**GOAL:** Return all lines below containing the word "JSON".

##### STORED DATA #####

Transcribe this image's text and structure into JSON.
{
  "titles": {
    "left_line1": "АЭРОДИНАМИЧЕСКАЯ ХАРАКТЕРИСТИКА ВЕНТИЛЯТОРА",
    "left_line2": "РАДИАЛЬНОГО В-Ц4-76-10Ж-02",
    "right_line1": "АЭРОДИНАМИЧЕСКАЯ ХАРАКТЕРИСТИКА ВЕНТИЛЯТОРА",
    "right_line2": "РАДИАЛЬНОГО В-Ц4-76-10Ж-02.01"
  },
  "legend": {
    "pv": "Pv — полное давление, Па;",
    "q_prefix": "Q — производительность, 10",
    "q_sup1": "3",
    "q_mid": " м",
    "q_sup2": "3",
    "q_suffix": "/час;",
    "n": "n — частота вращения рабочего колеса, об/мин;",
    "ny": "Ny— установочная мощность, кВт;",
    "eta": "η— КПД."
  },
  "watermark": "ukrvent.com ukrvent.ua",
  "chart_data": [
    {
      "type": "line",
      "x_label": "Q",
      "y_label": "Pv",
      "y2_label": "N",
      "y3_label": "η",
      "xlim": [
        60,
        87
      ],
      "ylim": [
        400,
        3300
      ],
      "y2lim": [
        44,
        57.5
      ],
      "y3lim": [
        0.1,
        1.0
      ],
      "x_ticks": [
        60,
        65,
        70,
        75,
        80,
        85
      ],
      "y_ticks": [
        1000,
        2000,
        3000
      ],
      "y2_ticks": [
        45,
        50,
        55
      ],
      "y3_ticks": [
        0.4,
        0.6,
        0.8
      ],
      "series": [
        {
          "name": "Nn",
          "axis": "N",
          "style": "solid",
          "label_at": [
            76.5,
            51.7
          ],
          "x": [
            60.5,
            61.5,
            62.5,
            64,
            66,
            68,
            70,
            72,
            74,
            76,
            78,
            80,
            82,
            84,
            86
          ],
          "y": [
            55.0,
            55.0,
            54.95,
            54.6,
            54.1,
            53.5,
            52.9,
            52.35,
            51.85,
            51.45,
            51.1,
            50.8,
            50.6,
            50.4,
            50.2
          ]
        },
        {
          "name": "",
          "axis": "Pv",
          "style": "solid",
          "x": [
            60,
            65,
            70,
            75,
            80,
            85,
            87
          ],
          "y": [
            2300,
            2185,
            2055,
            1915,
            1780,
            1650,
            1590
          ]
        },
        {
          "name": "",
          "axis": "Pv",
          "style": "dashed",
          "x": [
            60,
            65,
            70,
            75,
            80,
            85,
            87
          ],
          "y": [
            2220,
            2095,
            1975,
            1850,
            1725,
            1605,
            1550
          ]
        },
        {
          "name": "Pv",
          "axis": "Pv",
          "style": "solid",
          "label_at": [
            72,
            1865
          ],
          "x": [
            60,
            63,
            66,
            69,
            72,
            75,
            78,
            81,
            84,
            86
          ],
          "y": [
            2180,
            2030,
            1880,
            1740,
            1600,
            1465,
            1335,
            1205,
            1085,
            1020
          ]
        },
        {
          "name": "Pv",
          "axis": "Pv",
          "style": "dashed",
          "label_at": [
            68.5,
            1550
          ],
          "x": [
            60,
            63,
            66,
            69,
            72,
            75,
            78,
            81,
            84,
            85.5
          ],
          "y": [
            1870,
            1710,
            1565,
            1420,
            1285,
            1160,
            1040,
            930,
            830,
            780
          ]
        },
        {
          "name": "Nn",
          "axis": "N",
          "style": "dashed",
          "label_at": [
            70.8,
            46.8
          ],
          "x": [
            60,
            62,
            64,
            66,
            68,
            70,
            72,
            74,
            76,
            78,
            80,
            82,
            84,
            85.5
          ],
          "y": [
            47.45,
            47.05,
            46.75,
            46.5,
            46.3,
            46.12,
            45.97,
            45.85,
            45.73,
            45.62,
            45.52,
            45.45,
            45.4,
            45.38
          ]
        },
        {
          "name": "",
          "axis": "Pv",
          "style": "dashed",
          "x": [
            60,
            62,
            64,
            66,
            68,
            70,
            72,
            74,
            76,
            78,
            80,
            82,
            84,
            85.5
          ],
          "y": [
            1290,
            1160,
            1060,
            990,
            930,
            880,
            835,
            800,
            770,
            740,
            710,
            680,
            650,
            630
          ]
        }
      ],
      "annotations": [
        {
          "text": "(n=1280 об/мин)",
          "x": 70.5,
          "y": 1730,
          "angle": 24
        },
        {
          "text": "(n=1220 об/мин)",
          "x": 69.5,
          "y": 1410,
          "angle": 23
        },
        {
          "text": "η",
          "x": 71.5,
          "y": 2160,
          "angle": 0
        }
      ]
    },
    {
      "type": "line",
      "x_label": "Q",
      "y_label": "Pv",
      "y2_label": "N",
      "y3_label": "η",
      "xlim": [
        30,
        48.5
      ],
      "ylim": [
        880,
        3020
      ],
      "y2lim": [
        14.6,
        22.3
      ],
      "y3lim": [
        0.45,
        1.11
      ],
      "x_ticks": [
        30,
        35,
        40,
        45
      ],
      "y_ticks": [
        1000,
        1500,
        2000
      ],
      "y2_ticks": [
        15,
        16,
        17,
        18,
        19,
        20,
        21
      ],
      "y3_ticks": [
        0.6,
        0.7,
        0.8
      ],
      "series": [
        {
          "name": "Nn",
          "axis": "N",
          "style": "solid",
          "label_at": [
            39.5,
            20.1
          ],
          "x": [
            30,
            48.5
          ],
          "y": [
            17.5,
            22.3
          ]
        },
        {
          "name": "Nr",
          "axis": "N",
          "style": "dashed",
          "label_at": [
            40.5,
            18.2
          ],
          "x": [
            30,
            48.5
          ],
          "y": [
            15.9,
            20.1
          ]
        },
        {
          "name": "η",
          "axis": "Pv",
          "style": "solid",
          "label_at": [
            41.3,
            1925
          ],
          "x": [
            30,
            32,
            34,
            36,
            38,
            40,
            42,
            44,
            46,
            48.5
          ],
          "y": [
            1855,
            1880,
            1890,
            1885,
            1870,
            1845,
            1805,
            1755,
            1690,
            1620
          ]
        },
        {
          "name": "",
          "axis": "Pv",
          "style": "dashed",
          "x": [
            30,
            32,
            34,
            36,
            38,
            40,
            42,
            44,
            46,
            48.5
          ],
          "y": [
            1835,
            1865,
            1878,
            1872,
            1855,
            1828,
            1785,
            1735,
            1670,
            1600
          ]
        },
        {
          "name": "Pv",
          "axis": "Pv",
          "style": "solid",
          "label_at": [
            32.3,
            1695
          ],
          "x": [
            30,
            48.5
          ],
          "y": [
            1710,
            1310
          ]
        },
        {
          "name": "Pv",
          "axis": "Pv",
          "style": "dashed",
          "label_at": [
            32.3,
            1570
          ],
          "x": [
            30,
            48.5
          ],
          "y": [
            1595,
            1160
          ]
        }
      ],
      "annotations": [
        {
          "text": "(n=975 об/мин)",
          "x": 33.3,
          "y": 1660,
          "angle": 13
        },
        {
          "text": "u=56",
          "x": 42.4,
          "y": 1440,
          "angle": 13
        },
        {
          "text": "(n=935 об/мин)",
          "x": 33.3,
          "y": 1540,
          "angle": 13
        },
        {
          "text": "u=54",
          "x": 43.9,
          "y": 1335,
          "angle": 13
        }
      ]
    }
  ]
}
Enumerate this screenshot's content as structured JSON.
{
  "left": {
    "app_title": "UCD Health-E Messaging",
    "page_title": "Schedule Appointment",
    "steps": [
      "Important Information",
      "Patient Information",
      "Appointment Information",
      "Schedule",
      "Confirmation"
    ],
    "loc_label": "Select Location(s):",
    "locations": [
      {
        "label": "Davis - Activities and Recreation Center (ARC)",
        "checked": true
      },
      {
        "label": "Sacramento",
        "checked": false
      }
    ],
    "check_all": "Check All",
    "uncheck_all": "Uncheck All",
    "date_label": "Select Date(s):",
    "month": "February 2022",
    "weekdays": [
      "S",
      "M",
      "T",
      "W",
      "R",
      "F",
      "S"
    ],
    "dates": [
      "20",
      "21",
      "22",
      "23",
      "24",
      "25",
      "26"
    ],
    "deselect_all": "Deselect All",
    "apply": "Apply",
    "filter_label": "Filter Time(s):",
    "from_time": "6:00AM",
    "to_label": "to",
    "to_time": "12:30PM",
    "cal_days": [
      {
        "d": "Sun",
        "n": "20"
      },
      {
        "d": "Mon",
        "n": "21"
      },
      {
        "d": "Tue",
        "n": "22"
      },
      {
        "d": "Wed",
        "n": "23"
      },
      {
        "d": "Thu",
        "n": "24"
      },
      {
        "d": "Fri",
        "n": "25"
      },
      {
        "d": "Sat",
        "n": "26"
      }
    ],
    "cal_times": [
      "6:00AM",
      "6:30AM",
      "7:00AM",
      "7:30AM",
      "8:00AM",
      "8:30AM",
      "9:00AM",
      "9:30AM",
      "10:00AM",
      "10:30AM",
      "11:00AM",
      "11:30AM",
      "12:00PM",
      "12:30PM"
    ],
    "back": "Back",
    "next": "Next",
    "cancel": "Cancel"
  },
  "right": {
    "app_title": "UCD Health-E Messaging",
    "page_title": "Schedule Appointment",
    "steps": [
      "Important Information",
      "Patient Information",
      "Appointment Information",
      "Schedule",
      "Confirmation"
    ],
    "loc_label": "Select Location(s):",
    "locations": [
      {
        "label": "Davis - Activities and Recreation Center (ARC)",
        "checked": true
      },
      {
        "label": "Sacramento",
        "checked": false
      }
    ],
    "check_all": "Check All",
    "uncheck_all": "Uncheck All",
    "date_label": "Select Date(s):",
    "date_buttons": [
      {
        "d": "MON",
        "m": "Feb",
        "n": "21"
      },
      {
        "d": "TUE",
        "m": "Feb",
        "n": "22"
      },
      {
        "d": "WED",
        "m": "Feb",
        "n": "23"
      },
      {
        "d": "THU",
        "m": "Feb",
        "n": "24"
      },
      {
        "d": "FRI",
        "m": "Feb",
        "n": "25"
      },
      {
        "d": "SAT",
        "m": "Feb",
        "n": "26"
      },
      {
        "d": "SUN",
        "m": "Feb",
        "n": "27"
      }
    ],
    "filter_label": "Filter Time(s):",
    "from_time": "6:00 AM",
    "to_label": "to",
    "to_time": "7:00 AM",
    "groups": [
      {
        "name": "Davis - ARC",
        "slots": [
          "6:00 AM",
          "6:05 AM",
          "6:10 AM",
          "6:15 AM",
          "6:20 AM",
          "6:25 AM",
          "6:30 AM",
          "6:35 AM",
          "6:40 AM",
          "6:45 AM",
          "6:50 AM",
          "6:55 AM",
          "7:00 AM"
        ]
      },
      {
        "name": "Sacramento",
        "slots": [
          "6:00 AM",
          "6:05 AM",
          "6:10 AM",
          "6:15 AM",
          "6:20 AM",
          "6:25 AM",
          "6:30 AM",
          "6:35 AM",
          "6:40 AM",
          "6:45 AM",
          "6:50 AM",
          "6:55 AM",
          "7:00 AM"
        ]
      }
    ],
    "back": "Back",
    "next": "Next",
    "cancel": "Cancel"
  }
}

#####

**IN RESPONSE:**
Transcribe this image's text and structure into JSON.
Enumerate this screenshot's content as structured JSON.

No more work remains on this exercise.